EXERCISE INPUTS.
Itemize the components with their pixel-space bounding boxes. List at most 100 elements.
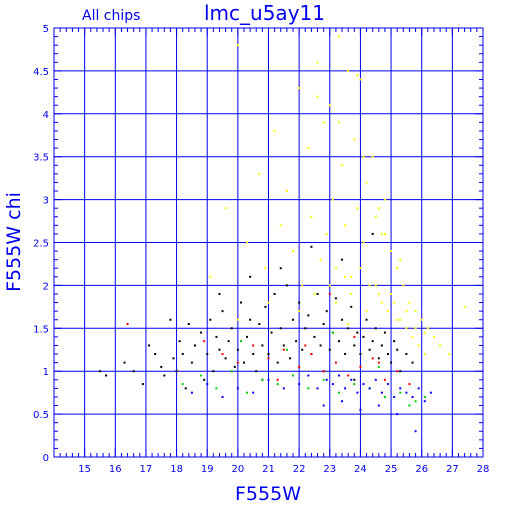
- data-point: [334, 297, 337, 300]
- data-point: [310, 245, 313, 248]
- x-tick-label: 26: [415, 464, 428, 475]
- data-point: [126, 323, 129, 326]
- data-point: [292, 250, 295, 253]
- data-point: [252, 353, 255, 356]
- data-point: [206, 353, 209, 356]
- data-point: [200, 374, 203, 377]
- data-point: [181, 353, 184, 356]
- data-point: [288, 357, 291, 360]
- data-point: [390, 250, 393, 253]
- data-point: [408, 301, 411, 304]
- data-point: [147, 344, 150, 347]
- data-point: [399, 258, 402, 261]
- x-tick-label: 25: [385, 464, 398, 475]
- data-point: [396, 318, 399, 321]
- x-tick-label: 27: [446, 464, 459, 475]
- data-point: [334, 301, 337, 304]
- data-point: [331, 198, 334, 201]
- data-point: [200, 331, 203, 334]
- data-point: [344, 387, 347, 390]
- data-point: [279, 267, 282, 270]
- series-0: [98, 232, 414, 390]
- data-point: [246, 391, 249, 394]
- data-point: [298, 310, 301, 313]
- data-point: [399, 387, 402, 390]
- data-point: [377, 357, 380, 360]
- data-point: [316, 61, 319, 64]
- data-point: [310, 215, 313, 218]
- data-point: [341, 400, 344, 403]
- data-point: [390, 292, 393, 295]
- data-point: [273, 129, 276, 132]
- data-point: [420, 318, 423, 321]
- data-point: [298, 87, 301, 90]
- data-point: [246, 241, 249, 244]
- data-point: [359, 267, 362, 270]
- data-point: [429, 391, 432, 394]
- data-point: [396, 267, 399, 270]
- data-point: [258, 323, 261, 326]
- data-point: [328, 292, 331, 295]
- data-point: [224, 207, 227, 210]
- data-point: [307, 374, 310, 377]
- data-point: [224, 357, 227, 360]
- data-point: [356, 74, 359, 77]
- data-point: [334, 267, 337, 270]
- data-point: [423, 331, 426, 334]
- data-point: [98, 370, 101, 373]
- data-point: [331, 383, 334, 386]
- series-3: [181, 331, 426, 407]
- data-point: [353, 138, 356, 141]
- data-point: [432, 335, 435, 338]
- data-point: [236, 387, 239, 390]
- data-point: [172, 357, 175, 360]
- data-point: [221, 353, 224, 356]
- data-point: [236, 318, 239, 321]
- data-point: [344, 353, 347, 356]
- data-point: [368, 284, 371, 287]
- data-point: [414, 327, 417, 330]
- data-point: [353, 383, 356, 386]
- data-point: [160, 365, 163, 368]
- data-point: [246, 335, 249, 338]
- data-point: [264, 267, 267, 270]
- data-point: [396, 370, 399, 373]
- data-point: [310, 353, 313, 356]
- data-point: [249, 318, 252, 321]
- data-point: [359, 353, 362, 356]
- y-tick-label: 4.5: [33, 67, 49, 78]
- data-point: [181, 383, 184, 386]
- data-point: [206, 383, 209, 386]
- data-point: [408, 404, 411, 407]
- data-point: [411, 361, 414, 364]
- data-point: [279, 224, 282, 227]
- data-point: [393, 340, 396, 343]
- data-point: [365, 318, 368, 321]
- data-point: [396, 348, 399, 351]
- data-points: [98, 35, 466, 433]
- data-point: [414, 400, 417, 403]
- data-point: [362, 335, 365, 338]
- data-point: [236, 348, 239, 351]
- data-point: [362, 155, 365, 158]
- data-point: [337, 121, 340, 124]
- data-point: [414, 430, 417, 433]
- data-point: [423, 395, 426, 398]
- data-point: [258, 172, 261, 175]
- data-point: [261, 378, 264, 381]
- chart-subtitle: All chips: [82, 8, 140, 24]
- data-point: [380, 232, 383, 235]
- y-tick-labels: 0 0.5 1 1.5 2 2.5 3 3.5 4 4.5 5: [33, 24, 49, 464]
- data-point: [221, 310, 224, 313]
- data-point: [215, 335, 218, 338]
- data-point: [304, 344, 307, 347]
- x-axis-label: F555W: [235, 483, 301, 505]
- data-point: [322, 323, 325, 326]
- data-point: [347, 327, 350, 330]
- data-point: [405, 310, 408, 313]
- data-point: [350, 292, 353, 295]
- data-point: [316, 292, 319, 295]
- data-point: [304, 327, 307, 330]
- data-point: [371, 357, 374, 360]
- data-point: [190, 361, 193, 364]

EXERCISE BRIEF.
Pick out every line in the list above that contains the string "tick".

OUTPUT FOR THIS EXERCISE.
- x-tick-label: 26: [415, 464, 428, 475]
- x-tick-label: 25: [385, 464, 398, 475]
- x-tick-label: 27: [446, 464, 459, 475]
- y-tick-label: 4.5: [33, 67, 49, 78]
- y-tick-labels: 0 0.5 1 1.5 2 2.5 3 3.5 4 4.5 5: [33, 24, 49, 464]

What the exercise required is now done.